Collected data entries
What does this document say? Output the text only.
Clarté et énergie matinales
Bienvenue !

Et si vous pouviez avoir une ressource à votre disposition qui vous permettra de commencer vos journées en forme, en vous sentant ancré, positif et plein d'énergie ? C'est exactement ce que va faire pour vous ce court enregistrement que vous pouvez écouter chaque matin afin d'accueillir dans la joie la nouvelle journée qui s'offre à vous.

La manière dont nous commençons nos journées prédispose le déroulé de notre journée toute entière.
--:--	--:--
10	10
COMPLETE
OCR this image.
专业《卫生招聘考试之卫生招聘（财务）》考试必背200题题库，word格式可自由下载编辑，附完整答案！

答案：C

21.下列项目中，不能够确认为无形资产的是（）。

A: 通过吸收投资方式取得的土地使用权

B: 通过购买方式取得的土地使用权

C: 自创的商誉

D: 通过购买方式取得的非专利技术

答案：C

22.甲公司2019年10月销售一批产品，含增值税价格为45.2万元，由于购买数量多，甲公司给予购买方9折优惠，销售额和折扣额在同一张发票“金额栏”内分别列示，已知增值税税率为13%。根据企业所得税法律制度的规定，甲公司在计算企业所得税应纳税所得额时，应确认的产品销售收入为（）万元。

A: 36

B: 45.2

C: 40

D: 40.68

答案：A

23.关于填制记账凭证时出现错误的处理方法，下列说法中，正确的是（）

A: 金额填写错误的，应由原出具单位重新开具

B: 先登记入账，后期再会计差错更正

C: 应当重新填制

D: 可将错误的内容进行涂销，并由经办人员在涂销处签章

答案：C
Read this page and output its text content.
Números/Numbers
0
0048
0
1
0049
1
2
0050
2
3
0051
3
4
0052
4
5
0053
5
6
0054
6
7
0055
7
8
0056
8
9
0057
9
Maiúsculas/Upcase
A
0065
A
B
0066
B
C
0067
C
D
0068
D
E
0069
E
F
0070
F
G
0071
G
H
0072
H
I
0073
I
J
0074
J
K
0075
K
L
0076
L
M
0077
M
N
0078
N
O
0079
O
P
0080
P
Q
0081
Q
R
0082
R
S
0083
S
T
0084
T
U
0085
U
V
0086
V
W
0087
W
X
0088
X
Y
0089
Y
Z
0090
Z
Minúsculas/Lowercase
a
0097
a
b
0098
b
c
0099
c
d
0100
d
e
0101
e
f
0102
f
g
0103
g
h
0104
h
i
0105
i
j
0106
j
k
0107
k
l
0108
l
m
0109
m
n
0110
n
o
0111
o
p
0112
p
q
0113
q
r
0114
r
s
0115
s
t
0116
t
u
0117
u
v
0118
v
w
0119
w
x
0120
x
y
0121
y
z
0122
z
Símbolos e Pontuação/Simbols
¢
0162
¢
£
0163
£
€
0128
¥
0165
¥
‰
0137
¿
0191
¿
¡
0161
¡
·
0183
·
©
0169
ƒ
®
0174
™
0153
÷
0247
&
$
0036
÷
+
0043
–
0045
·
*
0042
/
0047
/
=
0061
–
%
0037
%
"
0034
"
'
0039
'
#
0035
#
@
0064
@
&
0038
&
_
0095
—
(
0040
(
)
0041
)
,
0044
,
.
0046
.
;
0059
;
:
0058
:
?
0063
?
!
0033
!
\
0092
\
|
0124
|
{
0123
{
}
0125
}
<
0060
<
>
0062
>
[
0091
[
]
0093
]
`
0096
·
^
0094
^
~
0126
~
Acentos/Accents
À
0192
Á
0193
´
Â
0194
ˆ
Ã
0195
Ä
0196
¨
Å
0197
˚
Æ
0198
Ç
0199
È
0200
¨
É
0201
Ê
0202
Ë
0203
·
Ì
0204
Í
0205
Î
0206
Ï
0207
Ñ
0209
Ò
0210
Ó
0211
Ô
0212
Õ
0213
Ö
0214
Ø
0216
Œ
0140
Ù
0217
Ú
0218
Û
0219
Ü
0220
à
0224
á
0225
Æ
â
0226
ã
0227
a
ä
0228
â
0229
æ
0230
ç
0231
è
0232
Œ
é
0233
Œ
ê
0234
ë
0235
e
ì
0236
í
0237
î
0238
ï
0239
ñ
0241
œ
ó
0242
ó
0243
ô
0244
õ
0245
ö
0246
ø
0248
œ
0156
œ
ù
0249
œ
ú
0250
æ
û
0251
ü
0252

Stated goal: Using the exact wording, write out all of the records.

Solution for this task:
What does this document say? Output the text only.
Clarté et énergie matinales
Bienvenue !

Et si vous pouviez avoir une ressource à votre disposition qui vous permettra de commencer vos journées en forme, en vous sentant ancré, positif et plein d'énergie ? C'est exactement ce que va faire pour vous ce court enregistrement que vous pouvez écouter chaque matin afin d'accueillir dans la joie la nouvelle journée qui s'offre à vous.

La manière dont nous commençons nos journées prédispose le déroulé de notre journée toute entière.
--:--	--:--
10	10
COMPLETE
OCR this image.
专业《卫生招聘考试之卫生招聘（财务）》考试必背200题题库，word格式可自由下载编辑，附完整答案！

答案：C

21.下列项目中，不能够确认为无形资产的是（）。

A: 通过吸收投资方式取得的土地使用权

B: 通过购买方式取得的土地使用权

C: 自创的商誉

D: 通过购买方式取得的非专利技术

答案：C

22.甲公司2019年10月销售一批产品，含增值税价格为45.2万元，由于购买数量多，甲公司给予购买方9折优惠，销售额和折扣额在同一张发票“金额栏”内分别列示，已知增值税税率为13%。根据企业所得税法律制度的规定，甲公司在计算企业所得税应纳税所得额时，应确认的产品销售收入为（）万元。

A: 36

B: 45.2

C: 40

D: 40.68

答案：A

23.关于填制记账凭证时出现错误的处理方法，下列说法中，正确的是（）

A: 金额填写错误的，应由原出具单位重新开具

B: 先登记入账，后期再会计差错更正

C: 应当重新填制

D: 可将错误的内容进行涂销，并由经办人员在涂销处签章

答案：C
Read this page and output its text content.
Números/Numbers
0
0048
0
1
0049
1
2
0050
2
3
0051
3
4
0052
4
5
0053
5
6
0054
6
7
0055
7
8
0056
8
9
0057
9
Maiúsculas/Upcase
A
0065
A
B
0066
B
C
0067
C
D
0068
D
E
0069
E
F
0070
F
G
0071
G
H
0072
H
I
0073
I
J
0074
J
K
0075
K
L
0076
L
M
0077
M
N
0078
N
O
0079
O
P
0080
P
Q
0081
Q
R
0082
R
S
0083
S
T
0084
T
U
0085
U
V
0086
V
W
0087
W
X
0088
X
Y
0089
Y
Z
0090
Z
Minúsculas/Lowercase
a
0097
a
b
0098
b
c
0099
c
d
0100
d
e
0101
e
f
0102
f
g
0103
g
h
0104
h
i
0105
i
j
0106
j
k
0107
k
l
0108
l
m
0109
m
n
0110
n
o
0111
o
p
0112
p
q
0113
q
r
0114
r
s
0115
s
t
0116
t
u
0117
u
v
0118
v
w
0119
w
x
0120
x
y
0121
y
z
0122
z
Símbolos e Pontuação/Simbols
¢
0162
¢
£
0163
£
€
0128
¥
0165
¥
‰
0137
¿
0191
¿
¡
0161
¡
·
0183
·
©
0169
ƒ
®
0174
™
0153
÷
0247
&
$
0036
÷
+
0043
–
0045
·
*
0042
/
0047
/
=
0061
–
%
0037
%
"
0034
"
'
0039
'
#
0035
#
@
0064
@
&
0038
&
_
0095
—
(
0040
(
)
0041
)
,
0044
,
.
0046
.
;
0059
;
:
0058
:
?
0063
?
!
0033
!
\
0092
\
|
0124
|
{
0123
{
}
0125
}
<
0060
<
>
0062
>
[
0091
[
]
0093
]
`
0096
·
^
0094
^
~
0126
~
Acentos/Accents
À
0192
Á
0193
´
Â
0194
ˆ
Ã
0195
Ä
0196
¨
Å
0197
˚
Æ
0198
Ç
0199
È
0200
¨
É
0201
Ê
0202
Ë
0203
·
Ì
0204
Í
0205
Î
0206
Ï
0207
Ñ
0209
Ò
0210
Ó
0211
Ô
0212
Õ
0213
Ö
0214
Ø
0216
Œ
0140
Ù
0217
Ú
0218
Û
0219
Ü
0220
à
0224
á
0225
Æ
â
0226
ã
0227
a
ä
0228
â
0229
æ
0230
ç
0231
è
0232
Œ
é
0233
Œ
ê
0234
ë
0235
e
ì
0236
í
0237
î
0238
ï
0239
ñ
0241
œ
ó
0242
ó
0243
ô
0244
õ
0245
ö
0246
ø
0248
œ
0156
œ
ù
0249
œ
ú
0250
æ
û
0251
ü
0252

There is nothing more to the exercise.